** START Material for this exercise **
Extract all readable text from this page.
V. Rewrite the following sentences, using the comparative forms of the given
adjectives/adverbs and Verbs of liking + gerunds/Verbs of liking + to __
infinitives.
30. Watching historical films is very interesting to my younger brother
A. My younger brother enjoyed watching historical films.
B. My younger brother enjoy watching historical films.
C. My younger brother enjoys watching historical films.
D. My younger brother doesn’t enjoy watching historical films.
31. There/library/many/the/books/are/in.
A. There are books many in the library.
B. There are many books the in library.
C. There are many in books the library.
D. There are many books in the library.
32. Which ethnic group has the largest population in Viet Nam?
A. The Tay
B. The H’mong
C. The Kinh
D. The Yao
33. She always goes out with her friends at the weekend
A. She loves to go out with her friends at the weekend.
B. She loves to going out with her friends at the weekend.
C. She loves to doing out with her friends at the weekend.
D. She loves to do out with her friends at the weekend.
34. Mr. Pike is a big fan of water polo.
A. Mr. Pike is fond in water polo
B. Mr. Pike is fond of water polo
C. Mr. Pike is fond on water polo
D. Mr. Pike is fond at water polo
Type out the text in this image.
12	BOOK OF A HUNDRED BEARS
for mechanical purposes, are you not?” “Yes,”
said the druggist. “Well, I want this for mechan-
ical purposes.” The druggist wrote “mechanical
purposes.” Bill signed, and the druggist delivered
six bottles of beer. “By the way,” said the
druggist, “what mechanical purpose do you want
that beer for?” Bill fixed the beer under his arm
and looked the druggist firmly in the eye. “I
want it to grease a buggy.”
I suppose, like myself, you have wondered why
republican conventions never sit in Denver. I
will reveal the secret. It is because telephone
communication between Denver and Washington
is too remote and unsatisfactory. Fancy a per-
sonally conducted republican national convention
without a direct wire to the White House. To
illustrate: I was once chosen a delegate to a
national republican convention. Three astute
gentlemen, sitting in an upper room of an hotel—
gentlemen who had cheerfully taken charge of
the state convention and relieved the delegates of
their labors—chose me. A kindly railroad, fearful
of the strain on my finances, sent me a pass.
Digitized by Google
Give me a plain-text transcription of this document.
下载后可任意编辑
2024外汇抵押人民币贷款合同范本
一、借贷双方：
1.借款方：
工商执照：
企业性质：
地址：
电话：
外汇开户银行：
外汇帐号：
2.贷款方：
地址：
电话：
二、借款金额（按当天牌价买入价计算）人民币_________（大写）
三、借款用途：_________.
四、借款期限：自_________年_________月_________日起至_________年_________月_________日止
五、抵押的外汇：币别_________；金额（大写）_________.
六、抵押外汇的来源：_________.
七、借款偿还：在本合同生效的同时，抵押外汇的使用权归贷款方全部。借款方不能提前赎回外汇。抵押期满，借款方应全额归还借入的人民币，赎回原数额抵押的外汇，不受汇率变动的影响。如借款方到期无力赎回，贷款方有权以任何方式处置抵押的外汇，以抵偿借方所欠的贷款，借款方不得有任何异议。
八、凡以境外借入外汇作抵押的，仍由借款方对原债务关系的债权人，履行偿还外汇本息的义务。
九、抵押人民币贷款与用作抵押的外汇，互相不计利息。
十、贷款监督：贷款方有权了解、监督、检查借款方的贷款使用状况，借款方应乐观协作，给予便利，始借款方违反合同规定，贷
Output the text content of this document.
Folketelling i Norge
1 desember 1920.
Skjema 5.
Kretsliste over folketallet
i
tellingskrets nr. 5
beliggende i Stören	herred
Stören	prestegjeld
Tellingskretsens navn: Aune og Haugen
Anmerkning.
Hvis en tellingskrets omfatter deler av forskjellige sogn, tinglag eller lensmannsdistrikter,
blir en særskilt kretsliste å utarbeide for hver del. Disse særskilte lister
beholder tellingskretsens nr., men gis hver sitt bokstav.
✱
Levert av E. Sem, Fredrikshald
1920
** END Material for this exercise **
All lines from the one containing "Output the text content of this document." through the end of the records, both ends included, are to be quoted exactly; please add nothing else.

_Exercise response:_
Output the text content of this document.
Folketelling i Norge
1 desember 1920.
Skjema 5.
Kretsliste over folketallet
i
tellingskrets nr. 5
beliggende i Stören	herred
Stören	prestegjeld
Tellingskretsens navn: Aune og Haugen
Anmerkning.
Hvis en tellingskrets omfatter deler av forskjellige sogn, tinglag eller lensmannsdistrikter,
blir en særskilt kretsliste å utarbeide for hver del. Disse særskilte lister
beholder tellingskretsens nr., men gis hver sitt bokstav.
✱
Levert av E. Sem, Fredrikshald
1920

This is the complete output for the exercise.